═════ Records shown
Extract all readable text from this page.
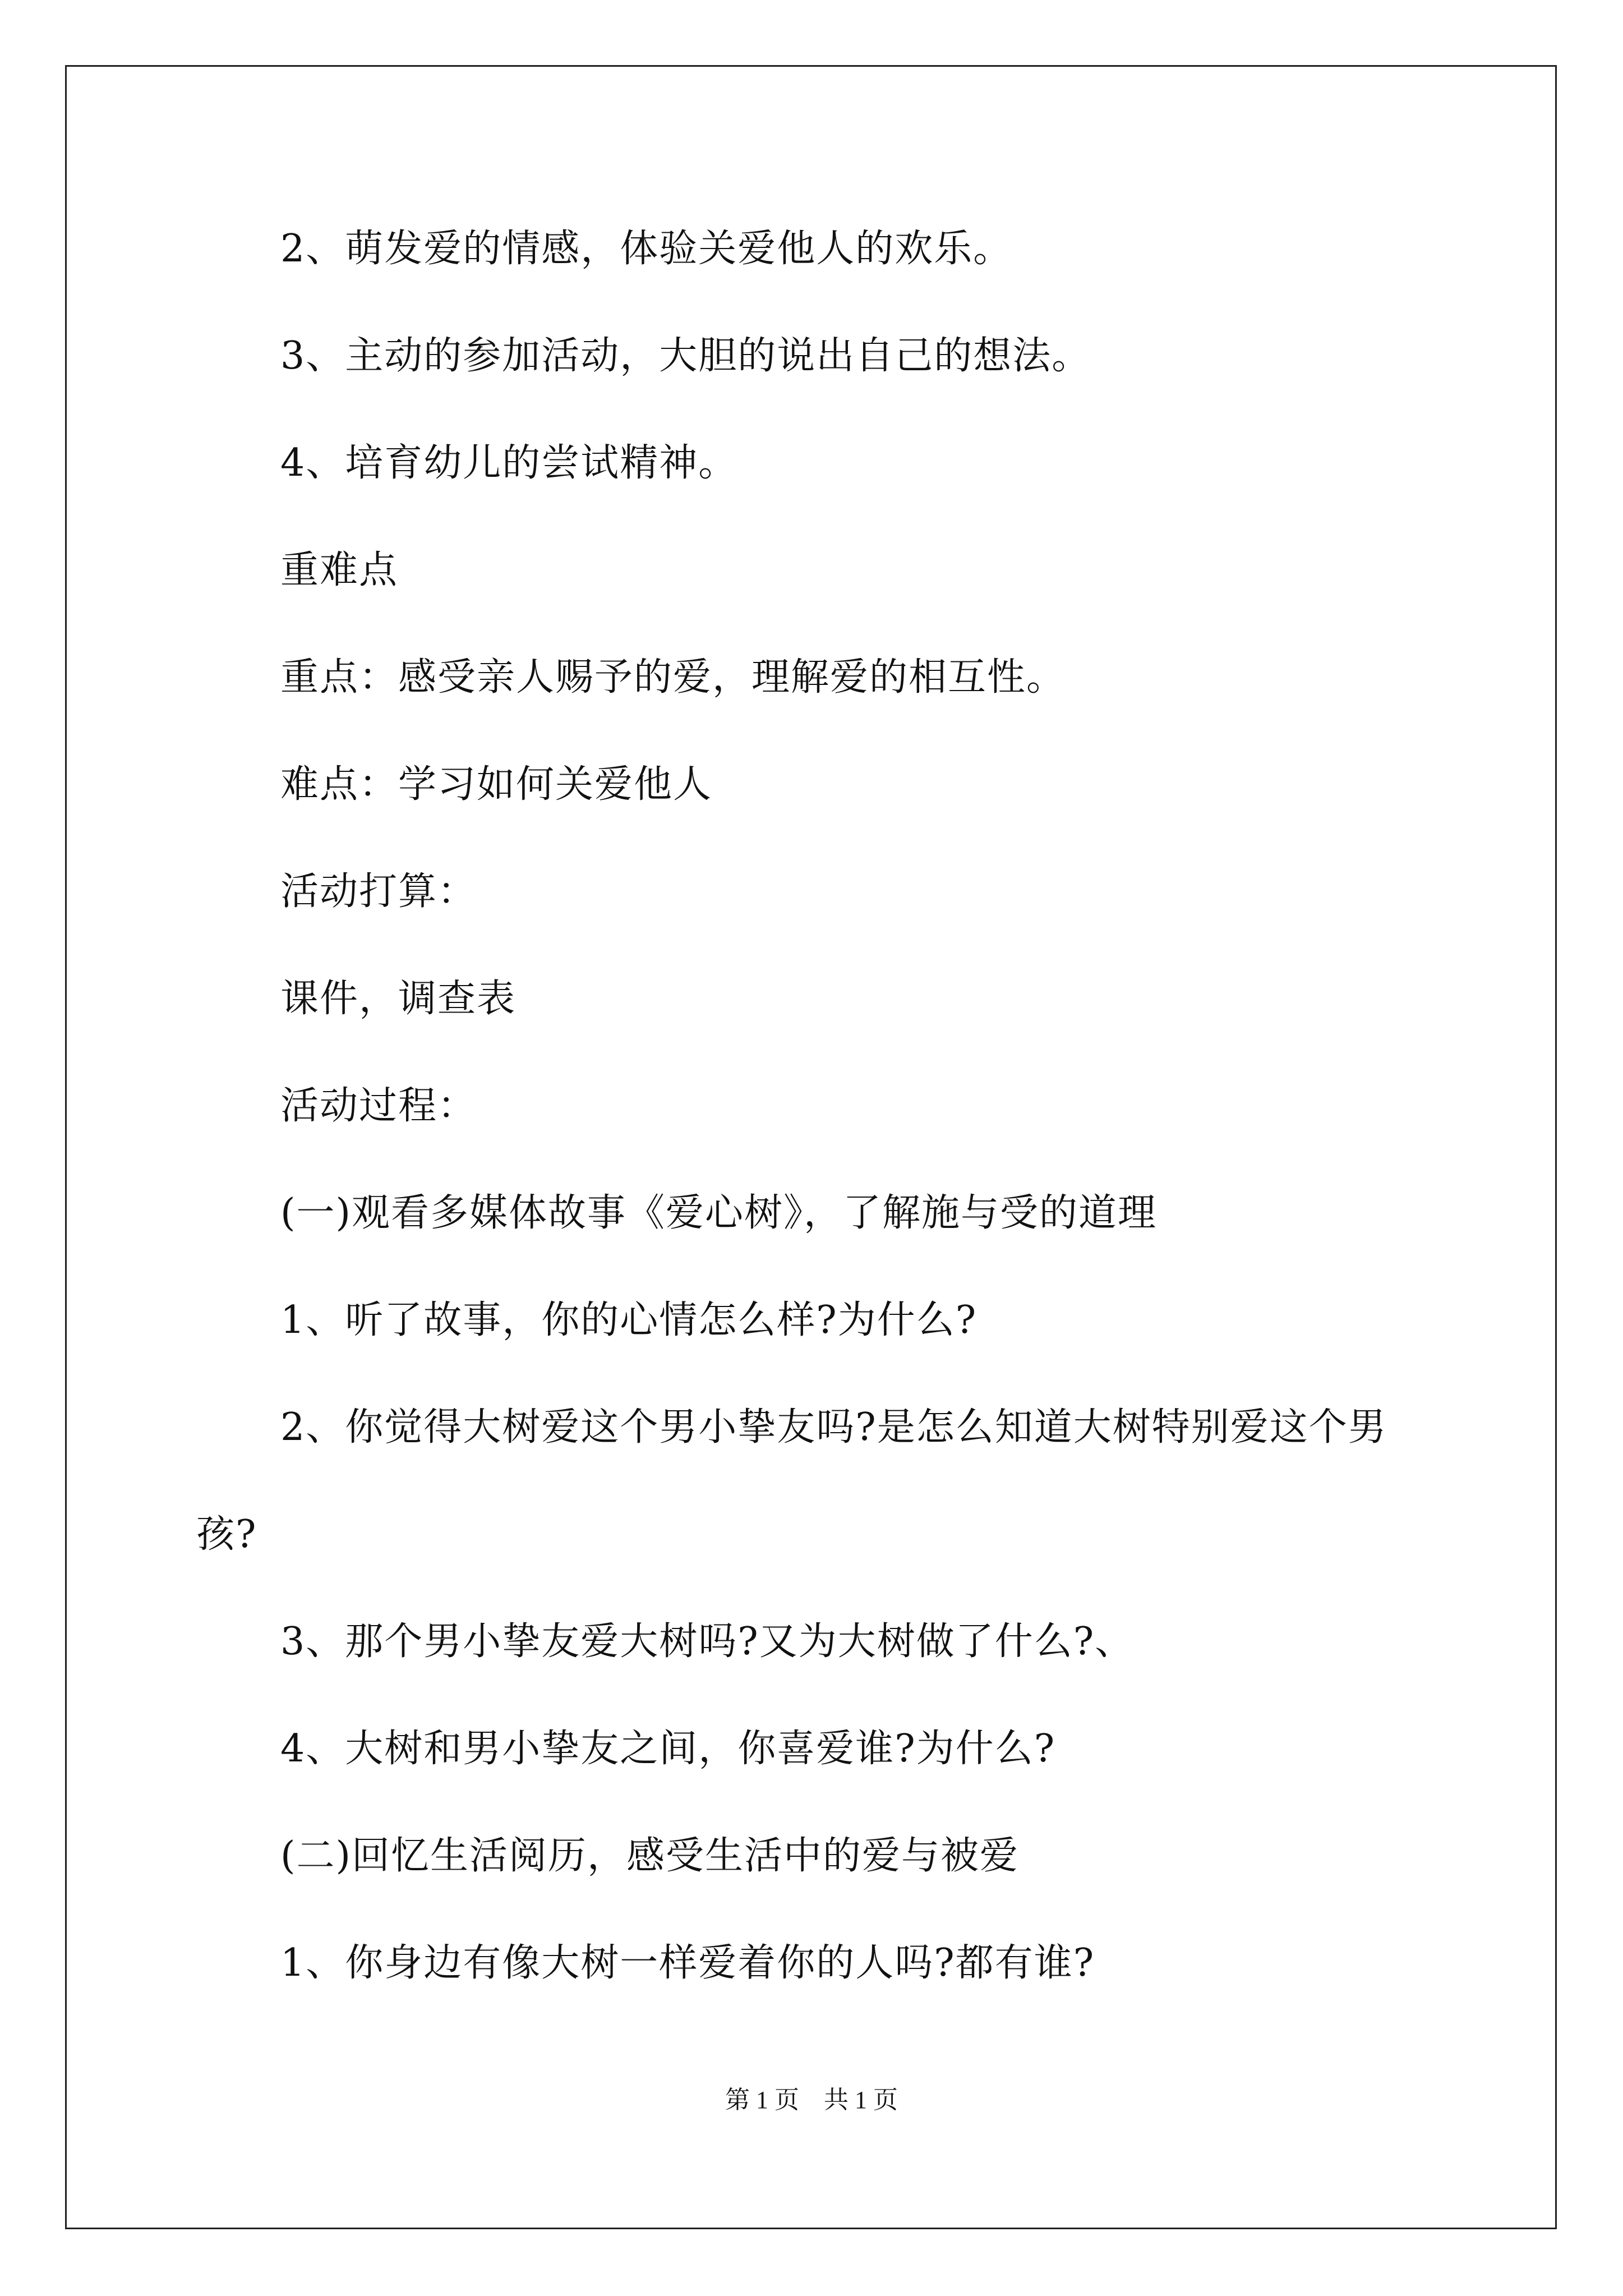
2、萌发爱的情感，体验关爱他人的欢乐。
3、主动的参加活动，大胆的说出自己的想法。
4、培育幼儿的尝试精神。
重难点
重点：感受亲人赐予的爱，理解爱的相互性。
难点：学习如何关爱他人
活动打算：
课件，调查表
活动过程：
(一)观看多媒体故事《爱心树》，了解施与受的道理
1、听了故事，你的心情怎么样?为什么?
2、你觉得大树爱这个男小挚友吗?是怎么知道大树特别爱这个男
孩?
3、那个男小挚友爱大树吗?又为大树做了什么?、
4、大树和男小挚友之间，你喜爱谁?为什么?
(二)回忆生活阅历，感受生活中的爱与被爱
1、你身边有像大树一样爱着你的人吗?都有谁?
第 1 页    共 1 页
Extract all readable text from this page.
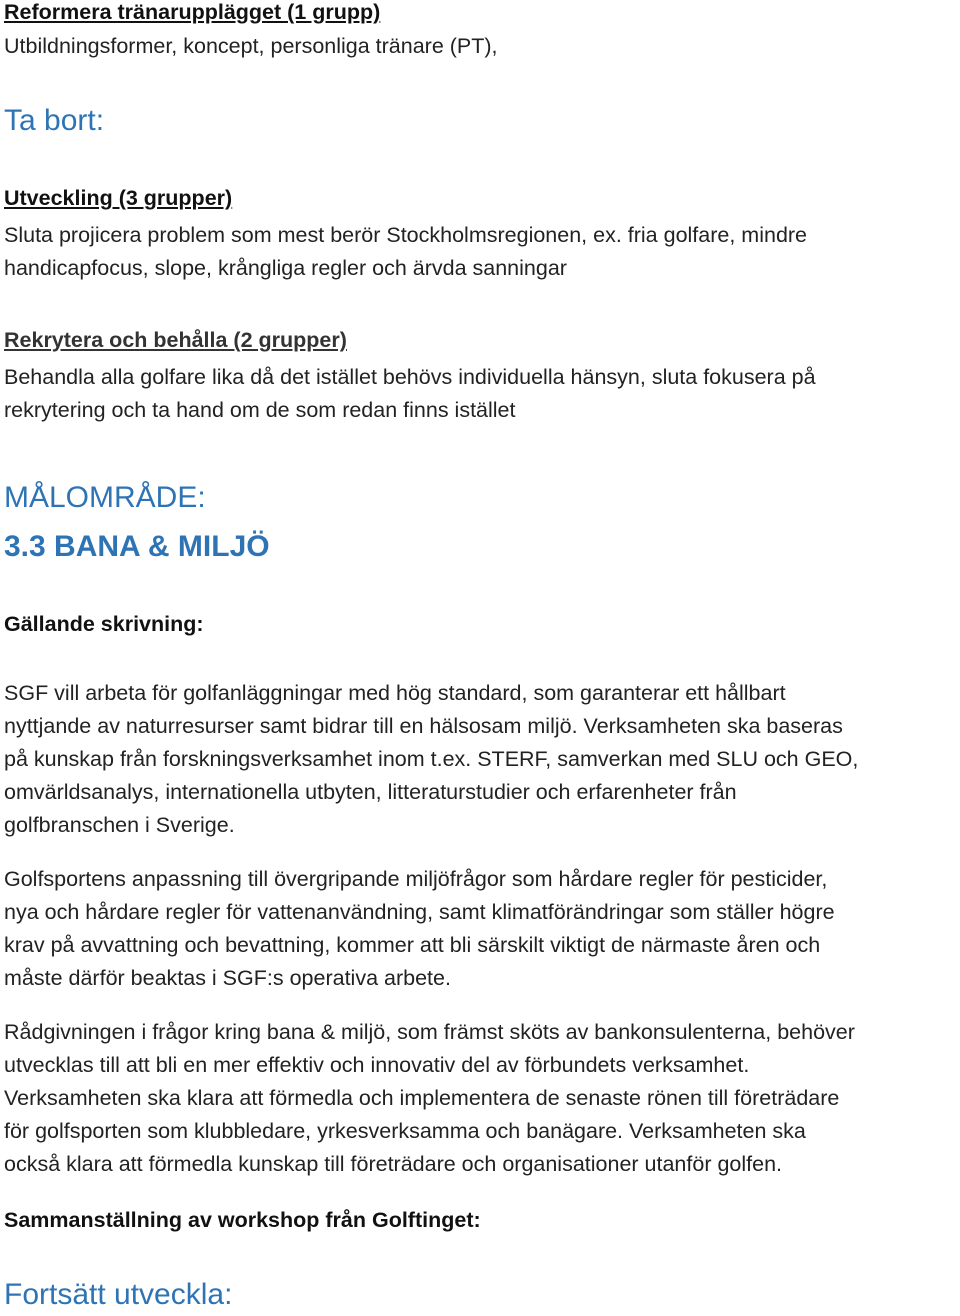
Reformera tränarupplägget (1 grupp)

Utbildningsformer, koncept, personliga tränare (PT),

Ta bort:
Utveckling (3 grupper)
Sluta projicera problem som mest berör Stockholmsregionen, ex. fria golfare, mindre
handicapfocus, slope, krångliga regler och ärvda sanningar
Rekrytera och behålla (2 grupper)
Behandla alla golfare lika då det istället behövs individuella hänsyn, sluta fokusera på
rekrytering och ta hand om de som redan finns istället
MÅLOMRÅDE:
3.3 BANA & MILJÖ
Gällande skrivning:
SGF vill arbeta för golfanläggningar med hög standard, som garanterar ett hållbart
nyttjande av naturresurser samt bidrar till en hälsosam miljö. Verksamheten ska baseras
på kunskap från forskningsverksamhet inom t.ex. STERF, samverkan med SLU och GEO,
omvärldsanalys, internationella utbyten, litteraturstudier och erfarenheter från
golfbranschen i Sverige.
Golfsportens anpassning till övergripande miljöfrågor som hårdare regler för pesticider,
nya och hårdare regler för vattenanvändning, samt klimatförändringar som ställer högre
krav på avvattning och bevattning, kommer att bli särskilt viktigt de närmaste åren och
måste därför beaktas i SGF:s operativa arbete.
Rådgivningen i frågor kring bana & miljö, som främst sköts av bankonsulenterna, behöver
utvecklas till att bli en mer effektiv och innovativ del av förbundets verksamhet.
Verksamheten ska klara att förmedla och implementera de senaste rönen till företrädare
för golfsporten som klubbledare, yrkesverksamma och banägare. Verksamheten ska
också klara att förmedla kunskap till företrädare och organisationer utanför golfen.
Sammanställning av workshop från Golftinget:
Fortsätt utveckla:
══════════
### To be done
Find each line holding "golfare". Copy it out.

### Finished task
Sluta projicera problem som mest berör Stockholmsregionen, ex. fria golfare, mindre
Behandla alla golfare lika då det istället behövs individuella hänsyn, sluta fokusera på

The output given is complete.